__Requirement__.
Look through the records below, count the lines with the word "dashed", and reply with only the number.

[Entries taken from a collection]
########################################

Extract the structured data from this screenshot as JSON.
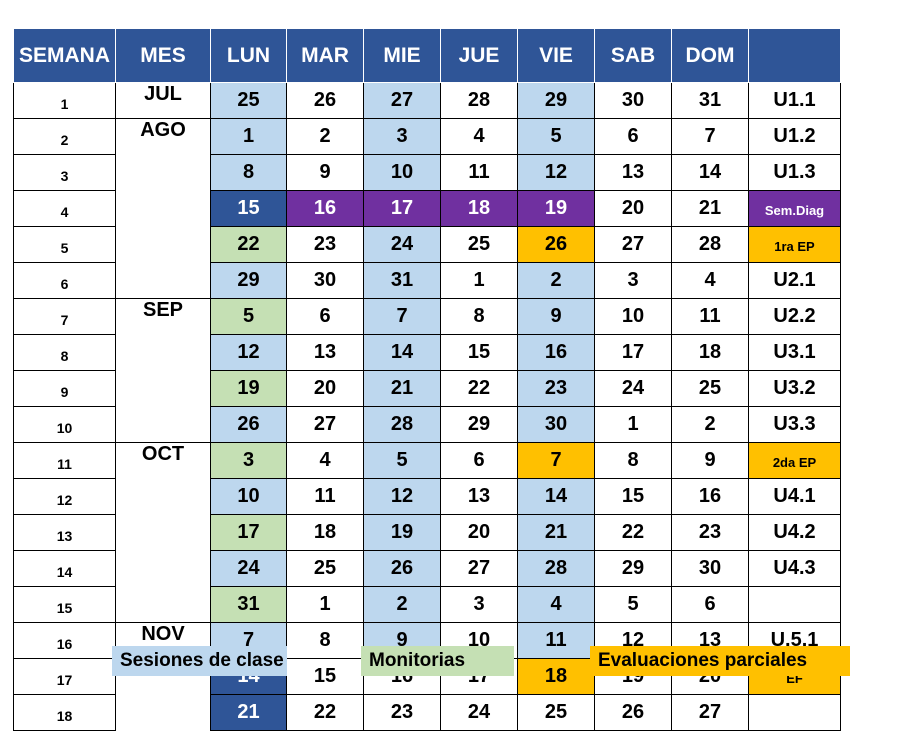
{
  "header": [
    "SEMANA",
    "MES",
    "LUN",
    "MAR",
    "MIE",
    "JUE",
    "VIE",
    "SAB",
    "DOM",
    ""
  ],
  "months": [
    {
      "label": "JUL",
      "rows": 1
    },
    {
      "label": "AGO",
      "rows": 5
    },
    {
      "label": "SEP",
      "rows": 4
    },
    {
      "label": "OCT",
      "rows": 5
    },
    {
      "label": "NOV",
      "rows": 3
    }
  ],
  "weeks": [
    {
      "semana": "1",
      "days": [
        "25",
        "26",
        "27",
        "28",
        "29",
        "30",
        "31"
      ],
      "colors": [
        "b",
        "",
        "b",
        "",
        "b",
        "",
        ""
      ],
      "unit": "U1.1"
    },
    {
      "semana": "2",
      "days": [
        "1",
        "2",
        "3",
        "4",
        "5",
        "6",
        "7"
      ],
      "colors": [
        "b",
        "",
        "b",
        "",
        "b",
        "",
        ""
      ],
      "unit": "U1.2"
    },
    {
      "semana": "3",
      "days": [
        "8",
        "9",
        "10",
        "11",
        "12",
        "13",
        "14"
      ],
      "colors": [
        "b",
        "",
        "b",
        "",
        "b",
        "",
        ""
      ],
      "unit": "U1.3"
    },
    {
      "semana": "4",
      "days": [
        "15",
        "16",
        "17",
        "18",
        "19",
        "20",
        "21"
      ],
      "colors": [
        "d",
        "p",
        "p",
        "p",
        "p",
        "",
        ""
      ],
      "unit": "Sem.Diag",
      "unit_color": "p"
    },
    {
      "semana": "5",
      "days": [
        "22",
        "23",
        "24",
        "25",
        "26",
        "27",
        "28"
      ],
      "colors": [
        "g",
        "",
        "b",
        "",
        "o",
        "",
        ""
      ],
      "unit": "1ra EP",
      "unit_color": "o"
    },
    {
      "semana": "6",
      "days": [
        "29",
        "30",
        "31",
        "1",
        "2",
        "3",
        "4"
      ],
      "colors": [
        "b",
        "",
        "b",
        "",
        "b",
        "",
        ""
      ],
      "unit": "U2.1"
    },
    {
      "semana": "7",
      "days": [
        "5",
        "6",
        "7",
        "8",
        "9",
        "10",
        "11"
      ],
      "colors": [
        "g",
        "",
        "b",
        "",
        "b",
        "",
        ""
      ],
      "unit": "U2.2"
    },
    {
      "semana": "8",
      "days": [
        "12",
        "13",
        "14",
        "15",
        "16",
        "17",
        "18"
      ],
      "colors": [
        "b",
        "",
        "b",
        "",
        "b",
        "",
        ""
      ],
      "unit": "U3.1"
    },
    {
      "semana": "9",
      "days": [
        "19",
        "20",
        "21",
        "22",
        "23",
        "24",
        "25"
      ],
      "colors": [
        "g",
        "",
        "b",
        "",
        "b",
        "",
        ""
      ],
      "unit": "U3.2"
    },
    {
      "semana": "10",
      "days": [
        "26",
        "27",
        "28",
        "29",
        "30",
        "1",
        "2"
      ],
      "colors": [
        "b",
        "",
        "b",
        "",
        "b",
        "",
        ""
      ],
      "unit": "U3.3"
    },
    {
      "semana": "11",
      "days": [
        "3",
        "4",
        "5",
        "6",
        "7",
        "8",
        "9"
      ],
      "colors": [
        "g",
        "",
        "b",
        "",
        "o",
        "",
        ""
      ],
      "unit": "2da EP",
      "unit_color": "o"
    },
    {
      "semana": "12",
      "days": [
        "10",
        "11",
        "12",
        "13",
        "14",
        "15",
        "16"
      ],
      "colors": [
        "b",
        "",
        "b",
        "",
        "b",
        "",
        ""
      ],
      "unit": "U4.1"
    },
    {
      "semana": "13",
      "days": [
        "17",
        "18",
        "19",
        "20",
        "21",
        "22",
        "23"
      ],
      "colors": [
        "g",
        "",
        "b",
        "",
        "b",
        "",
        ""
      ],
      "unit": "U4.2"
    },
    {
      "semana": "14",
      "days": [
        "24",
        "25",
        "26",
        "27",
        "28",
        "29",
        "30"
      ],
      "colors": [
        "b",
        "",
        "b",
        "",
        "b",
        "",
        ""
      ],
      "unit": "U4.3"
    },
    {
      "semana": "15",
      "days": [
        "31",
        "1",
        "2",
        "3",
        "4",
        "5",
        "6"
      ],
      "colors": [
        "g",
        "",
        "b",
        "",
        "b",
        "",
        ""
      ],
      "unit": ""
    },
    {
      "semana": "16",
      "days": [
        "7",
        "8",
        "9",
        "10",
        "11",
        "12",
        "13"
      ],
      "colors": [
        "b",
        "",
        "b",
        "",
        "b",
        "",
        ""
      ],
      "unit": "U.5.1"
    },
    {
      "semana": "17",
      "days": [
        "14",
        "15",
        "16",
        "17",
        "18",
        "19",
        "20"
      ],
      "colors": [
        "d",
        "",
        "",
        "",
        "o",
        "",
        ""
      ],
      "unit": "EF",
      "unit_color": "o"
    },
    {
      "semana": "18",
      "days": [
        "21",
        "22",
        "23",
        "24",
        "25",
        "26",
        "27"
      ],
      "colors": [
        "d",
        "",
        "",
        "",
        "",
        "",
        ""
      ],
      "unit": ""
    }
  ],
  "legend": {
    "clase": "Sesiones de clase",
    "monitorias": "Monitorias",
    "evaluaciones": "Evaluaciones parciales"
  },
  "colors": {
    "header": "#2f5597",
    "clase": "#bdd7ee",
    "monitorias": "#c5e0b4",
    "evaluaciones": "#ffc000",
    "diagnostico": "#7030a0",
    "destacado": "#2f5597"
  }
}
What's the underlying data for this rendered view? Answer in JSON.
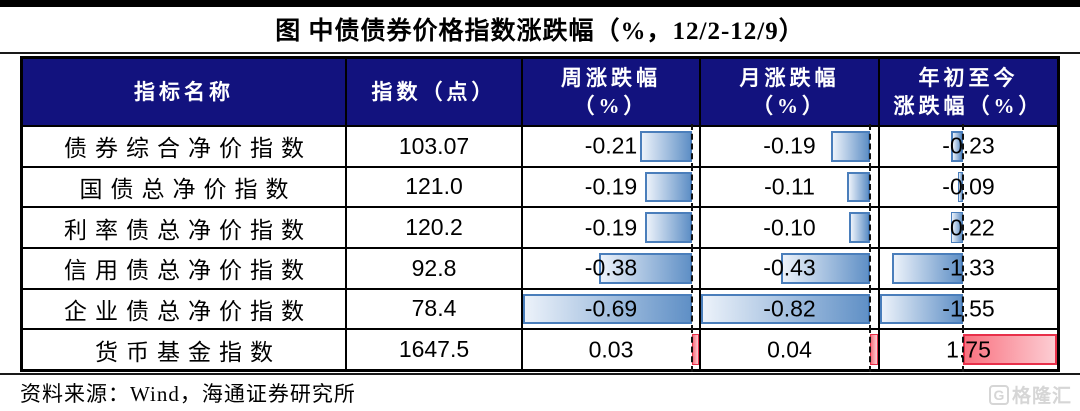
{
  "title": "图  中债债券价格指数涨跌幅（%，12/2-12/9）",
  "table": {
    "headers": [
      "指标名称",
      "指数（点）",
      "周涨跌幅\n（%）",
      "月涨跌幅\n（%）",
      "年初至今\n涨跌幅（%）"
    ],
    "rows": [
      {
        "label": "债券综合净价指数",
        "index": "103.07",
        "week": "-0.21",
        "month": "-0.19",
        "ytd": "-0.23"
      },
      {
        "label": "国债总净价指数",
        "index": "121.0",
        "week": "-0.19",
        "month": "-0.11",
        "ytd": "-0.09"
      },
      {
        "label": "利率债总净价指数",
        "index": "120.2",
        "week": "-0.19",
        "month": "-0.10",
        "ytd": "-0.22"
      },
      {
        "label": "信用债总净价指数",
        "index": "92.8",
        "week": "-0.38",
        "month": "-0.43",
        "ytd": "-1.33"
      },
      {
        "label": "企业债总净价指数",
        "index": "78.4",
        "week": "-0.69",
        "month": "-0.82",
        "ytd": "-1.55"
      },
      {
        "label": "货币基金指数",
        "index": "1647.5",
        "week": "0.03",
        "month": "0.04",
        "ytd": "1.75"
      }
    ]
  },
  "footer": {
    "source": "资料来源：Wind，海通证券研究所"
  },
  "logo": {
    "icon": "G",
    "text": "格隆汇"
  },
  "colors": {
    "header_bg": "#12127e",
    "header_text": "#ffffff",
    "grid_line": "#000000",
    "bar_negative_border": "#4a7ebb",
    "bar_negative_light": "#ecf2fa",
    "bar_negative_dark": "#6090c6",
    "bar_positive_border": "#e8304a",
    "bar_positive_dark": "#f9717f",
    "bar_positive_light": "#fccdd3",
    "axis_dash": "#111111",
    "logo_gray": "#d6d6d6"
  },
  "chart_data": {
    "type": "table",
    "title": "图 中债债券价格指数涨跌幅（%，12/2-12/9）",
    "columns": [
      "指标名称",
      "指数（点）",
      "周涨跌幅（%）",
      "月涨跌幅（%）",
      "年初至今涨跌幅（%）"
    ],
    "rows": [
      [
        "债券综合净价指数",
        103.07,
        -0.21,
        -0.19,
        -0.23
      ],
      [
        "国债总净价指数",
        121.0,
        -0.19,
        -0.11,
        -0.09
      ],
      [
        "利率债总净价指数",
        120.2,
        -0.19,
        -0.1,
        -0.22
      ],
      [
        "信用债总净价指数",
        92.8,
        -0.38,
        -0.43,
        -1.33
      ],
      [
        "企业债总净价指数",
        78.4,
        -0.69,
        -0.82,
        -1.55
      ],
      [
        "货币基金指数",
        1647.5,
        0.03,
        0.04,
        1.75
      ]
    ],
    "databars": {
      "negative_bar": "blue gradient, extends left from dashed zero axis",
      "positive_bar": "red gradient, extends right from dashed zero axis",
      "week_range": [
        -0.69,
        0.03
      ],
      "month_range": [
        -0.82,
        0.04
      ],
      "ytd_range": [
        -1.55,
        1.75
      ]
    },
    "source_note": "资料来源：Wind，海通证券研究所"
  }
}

########################################

__Final result__.
2